### OBJECTIVE
Output the records exactly. Include every line.

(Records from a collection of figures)
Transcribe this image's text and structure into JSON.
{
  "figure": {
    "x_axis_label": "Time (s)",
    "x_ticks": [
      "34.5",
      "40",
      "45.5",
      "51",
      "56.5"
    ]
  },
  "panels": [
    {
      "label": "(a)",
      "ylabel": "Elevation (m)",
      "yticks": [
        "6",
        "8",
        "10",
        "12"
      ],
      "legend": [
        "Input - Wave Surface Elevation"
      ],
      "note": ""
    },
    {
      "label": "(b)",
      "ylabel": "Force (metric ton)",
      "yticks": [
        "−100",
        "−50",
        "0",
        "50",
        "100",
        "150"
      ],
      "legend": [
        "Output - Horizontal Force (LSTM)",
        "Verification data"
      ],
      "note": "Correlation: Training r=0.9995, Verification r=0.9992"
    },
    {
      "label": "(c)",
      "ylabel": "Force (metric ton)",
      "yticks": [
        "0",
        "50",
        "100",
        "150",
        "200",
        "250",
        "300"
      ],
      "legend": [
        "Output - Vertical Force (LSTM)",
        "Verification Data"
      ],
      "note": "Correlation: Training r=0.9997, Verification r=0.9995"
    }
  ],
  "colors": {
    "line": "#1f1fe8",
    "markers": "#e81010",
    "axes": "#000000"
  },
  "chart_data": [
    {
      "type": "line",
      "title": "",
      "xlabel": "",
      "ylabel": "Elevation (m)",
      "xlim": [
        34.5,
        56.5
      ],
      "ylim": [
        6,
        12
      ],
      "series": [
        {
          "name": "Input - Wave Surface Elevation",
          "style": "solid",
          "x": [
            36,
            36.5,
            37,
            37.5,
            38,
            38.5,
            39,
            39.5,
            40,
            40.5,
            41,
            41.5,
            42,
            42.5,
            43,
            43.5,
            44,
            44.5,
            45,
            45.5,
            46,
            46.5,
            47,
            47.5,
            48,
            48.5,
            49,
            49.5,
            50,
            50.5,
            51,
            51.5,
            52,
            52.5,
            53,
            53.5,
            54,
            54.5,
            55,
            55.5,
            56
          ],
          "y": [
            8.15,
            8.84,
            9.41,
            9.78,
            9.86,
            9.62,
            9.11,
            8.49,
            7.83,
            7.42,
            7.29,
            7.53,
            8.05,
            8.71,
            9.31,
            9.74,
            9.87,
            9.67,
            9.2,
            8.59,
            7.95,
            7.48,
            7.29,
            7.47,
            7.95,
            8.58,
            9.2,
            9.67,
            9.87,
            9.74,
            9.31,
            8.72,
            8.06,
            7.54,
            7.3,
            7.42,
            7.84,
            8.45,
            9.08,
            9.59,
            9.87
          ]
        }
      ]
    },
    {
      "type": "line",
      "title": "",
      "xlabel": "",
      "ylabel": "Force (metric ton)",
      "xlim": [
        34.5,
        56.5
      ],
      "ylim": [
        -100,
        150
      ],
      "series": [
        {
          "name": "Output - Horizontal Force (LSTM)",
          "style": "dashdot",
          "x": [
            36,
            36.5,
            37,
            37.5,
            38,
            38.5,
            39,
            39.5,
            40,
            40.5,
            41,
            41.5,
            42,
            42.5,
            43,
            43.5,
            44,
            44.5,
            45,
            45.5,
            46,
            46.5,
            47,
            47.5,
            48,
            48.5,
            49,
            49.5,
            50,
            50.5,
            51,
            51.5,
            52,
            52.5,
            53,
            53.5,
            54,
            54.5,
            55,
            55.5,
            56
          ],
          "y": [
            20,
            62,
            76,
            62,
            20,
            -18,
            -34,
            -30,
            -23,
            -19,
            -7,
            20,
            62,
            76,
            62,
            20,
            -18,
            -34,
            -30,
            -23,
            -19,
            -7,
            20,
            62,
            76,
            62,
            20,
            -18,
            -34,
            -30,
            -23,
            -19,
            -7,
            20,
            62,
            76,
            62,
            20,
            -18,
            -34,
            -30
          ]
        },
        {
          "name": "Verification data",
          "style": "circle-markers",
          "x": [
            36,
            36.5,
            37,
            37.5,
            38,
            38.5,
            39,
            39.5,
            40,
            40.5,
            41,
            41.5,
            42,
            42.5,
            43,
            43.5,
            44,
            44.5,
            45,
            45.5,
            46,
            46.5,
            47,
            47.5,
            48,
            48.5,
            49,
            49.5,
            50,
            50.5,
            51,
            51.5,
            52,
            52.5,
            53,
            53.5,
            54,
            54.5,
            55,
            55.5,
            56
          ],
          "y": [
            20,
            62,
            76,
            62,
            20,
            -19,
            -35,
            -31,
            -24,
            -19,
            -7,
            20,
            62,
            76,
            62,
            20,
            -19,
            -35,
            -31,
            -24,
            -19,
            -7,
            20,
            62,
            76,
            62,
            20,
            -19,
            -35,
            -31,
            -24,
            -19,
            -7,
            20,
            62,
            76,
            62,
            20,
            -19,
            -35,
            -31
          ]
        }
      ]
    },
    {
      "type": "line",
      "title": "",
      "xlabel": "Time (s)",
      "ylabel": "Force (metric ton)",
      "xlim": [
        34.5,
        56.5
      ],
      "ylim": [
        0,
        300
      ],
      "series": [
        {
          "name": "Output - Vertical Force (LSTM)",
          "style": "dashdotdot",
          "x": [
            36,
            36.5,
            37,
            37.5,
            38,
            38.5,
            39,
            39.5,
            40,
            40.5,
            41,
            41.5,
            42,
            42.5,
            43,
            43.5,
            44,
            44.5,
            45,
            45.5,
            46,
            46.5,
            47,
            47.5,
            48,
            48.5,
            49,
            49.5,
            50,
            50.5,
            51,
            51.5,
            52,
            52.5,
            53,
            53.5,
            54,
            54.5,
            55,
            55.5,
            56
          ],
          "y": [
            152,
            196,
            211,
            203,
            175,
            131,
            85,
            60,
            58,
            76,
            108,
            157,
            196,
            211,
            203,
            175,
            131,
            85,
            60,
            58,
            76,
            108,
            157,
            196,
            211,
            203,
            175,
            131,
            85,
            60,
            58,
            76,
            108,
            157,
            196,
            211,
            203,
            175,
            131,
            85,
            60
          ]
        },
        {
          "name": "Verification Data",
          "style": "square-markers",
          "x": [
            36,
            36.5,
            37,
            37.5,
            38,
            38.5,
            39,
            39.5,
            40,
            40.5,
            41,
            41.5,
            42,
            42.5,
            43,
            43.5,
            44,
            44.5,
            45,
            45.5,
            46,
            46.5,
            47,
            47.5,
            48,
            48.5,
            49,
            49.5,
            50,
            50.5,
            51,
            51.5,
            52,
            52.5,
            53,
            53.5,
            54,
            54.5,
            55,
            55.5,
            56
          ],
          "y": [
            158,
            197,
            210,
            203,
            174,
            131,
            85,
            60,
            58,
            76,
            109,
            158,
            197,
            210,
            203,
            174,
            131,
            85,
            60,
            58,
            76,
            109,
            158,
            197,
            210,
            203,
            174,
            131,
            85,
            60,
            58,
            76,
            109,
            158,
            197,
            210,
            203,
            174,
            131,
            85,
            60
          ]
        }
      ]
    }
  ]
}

### COMPLETE ANSWER
Transcribe this image's text and structure into JSON.
{
  "figure": {
    "x_axis_label": "Time (s)",
    "x_ticks": [
      "34.5",
      "40",
      "45.5",
      "51",
      "56.5"
    ]
  },
  "panels": [
    {
      "label": "(a)",
      "ylabel": "Elevation (m)",
      "yticks": [
        "6",
        "8",
        "10",
        "12"
      ],
      "legend": [
        "Input - Wave Surface Elevation"
      ],
      "note": ""
    },
    {
      "label": "(b)",
      "ylabel": "Force (metric ton)",
      "yticks": [
        "−100",
        "−50",
        "0",
        "50",
        "100",
        "150"
      ],
      "legend": [
        "Output - Horizontal Force (LSTM)",
        "Verification data"
      ],
      "note": "Correlation: Training r=0.9995, Verification r=0.9992"
    },
    {
      "label": "(c)",
      "ylabel": "Force (metric ton)",
      "yticks": [
        "0",
        "50",
        "100",
        "150",
        "200",
        "250",
        "300"
      ],
      "legend": [
        "Output - Vertical Force (LSTM)",
        "Verification Data"
      ],
      "note": "Correlation: Training r=0.9997, Verification r=0.9995"
    }
  ],
  "colors": {
    "line": "#1f1fe8",
    "markers": "#e81010",
    "axes": "#000000"
  },
  "chart_data": [
    {
      "type": "line",
      "title": "",
      "xlabel": "",
      "ylabel": "Elevation (m)",
      "xlim": [
        34.5,
        56.5
      ],
      "ylim": [
        6,
        12
      ],
      "series": [
        {
          "name": "Input - Wave Surface Elevation",
          "style": "solid",
          "x": [
            36,
            36.5,
            37,
            37.5,
            38,
            38.5,
            39,
            39.5,
            40,
            40.5,
            41,
            41.5,
            42,
            42.5,
            43,
            43.5,
            44,
            44.5,
            45,
            45.5,
            46,
            46.5,
            47,
            47.5,
            48,
            48.5,
            49,
            49.5,
            50,
            50.5,
            51,
            51.5,
            52,
            52.5,
            53,
            53.5,
            54,
            54.5,
            55,
            55.5,
            56
          ],
          "y": [
            8.15,
            8.84,
            9.41,
            9.78,
            9.86,
            9.62,
            9.11,
            8.49,
            7.83,
            7.42,
            7.29,
            7.53,
            8.05,
            8.71,
            9.31,
            9.74,
            9.87,
            9.67,
            9.2,
            8.59,
            7.95,
            7.48,
            7.29,
            7.47,
            7.95,
            8.58,
            9.2,
            9.67,
            9.87,
            9.74,
            9.31,
            8.72,
            8.06,
            7.54,
            7.3,
            7.42,
            7.84,
            8.45,
            9.08,
            9.59,
            9.87
          ]
        }
      ]
    },
    {
      "type": "line",
      "title": "",
      "xlabel": "",
      "ylabel": "Force (metric ton)",
      "xlim": [
        34.5,
        56.5
      ],
      "ylim": [
        -100,
        150
      ],
      "series": [
        {
          "name": "Output - Horizontal Force (LSTM)",
          "style": "dashdot",
          "x": [
            36,
            36.5,
            37,
            37.5,
            38,
            38.5,
            39,
            39.5,
            40,
            40.5,
            41,
            41.5,
            42,
            42.5,
            43,
            43.5,
            44,
            44.5,
            45,
            45.5,
            46,
            46.5,
            47,
            47.5,
            48,
            48.5,
            49,
            49.5,
            50,
            50.5,
            51,
            51.5,
            52,
            52.5,
            53,
            53.5,
            54,
            54.5,
            55,
            55.5,
            56
          ],
          "y": [
            20,
            62,
            76,
            62,
            20,
            -18,
            -34,
            -30,
            -23,
            -19,
            -7,
            20,
            62,
            76,
            62,
            20,
            -18,
            -34,
            -30,
            -23,
            -19,
            -7,
            20,
            62,
            76,
            62,
            20,
            -18,
            -34,
            -30,
            -23,
            -19,
            -7,
            20,
            62,
            76,
            62,
            20,
            -18,
            -34,
            -30
          ]
        },
        {
          "name": "Verification data",
          "style": "circle-markers",
          "x": [
            36,
            36.5,
            37,
            37.5,
            38,
            38.5,
            39,
            39.5,
            40,
            40.5,
            41,
            41.5,
            42,
            42.5,
            43,
            43.5,
            44,
            44.5,
            45,
            45.5,
            46,
            46.5,
            47,
            47.5,
            48,
            48.5,
            49,
            49.5,
            50,
            50.5,
            51,
            51.5,
            52,
            52.5,
            53,
            53.5,
            54,
            54.5,
            55,
            55.5,
            56
          ],
          "y": [
            20,
            62,
            76,
            62,
            20,
            -19,
            -35,
            -31,
            -24,
            -19,
            -7,
            20,
            62,
            76,
            62,
            20,
            -19,
            -35,
            -31,
            -24,
            -19,
            -7,
            20,
            62,
            76,
            62,
            20,
            -19,
            -35,
            -31,
            -24,
            -19,
            -7,
            20,
            62,
            76,
            62,
            20,
            -19,
            -35,
            -31
          ]
        }
      ]
    },
    {
      "type": "line",
      "title": "",
      "xlabel": "Time (s)",
      "ylabel": "Force (metric ton)",
      "xlim": [
        34.5,
        56.5
      ],
      "ylim": [
        0,
        300
      ],
      "series": [
        {
          "name": "Output - Vertical Force (LSTM)",
          "style": "dashdotdot",
          "x": [
            36,
            36.5,
            37,
            37.5,
            38,
            38.5,
            39,
            39.5,
            40,
            40.5,
            41,
            41.5,
            42,
            42.5,
            43,
            43.5,
            44,
            44.5,
            45,
            45.5,
            46,
            46.5,
            47,
            47.5,
            48,
            48.5,
            49,
            49.5,
            50,
            50.5,
            51,
            51.5,
            52,
            52.5,
            53,
            53.5,
            54,
            54.5,
            55,
            55.5,
            56
          ],
          "y": [
            152,
            196,
            211,
            203,
            175,
            131,
            85,
            60,
            58,
            76,
            108,
            157,
            196,
            211,
            203,
            175,
            131,
            85,
            60,
            58,
            76,
            108,
            157,
            196,
            211,
            203,
            175,
            131,
            85,
            60,
            58,
            76,
            108,
            157,
            196,
            211,
            203,
            175,
            131,
            85,
            60
          ]
        },
        {
          "name": "Verification Data",
          "style": "square-markers",
          "x": [
            36,
            36.5,
            37,
            37.5,
            38,
            38.5,
            39,
            39.5,
            40,
            40.5,
            41,
            41.5,
            42,
            42.5,
            43,
            43.5,
            44,
            44.5,
            45,
            45.5,
            46,
            46.5,
            47,
            47.5,
            48,
            48.5,
            49,
            49.5,
            50,
            50.5,
            51,
            51.5,
            52,
            52.5,
            53,
            53.5,
            54,
            54.5,
            55,
            55.5,
            56
          ],
          "y": [
            158,
            197,
            210,
            203,
            174,
            131,
            85,
            60,
            58,
            76,
            109,
            158,
            197,
            210,
            203,
            174,
            131,
            85,
            60,
            58,
            76,
            109,
            158,
            197,
            210,
            203,
            174,
            131,
            85,
            60,
            58,
            76,
            109,
            158,
            197,
            210,
            203,
            174,
            131,
            85,
            60
          ]
        }
      ]
    }
  ]
}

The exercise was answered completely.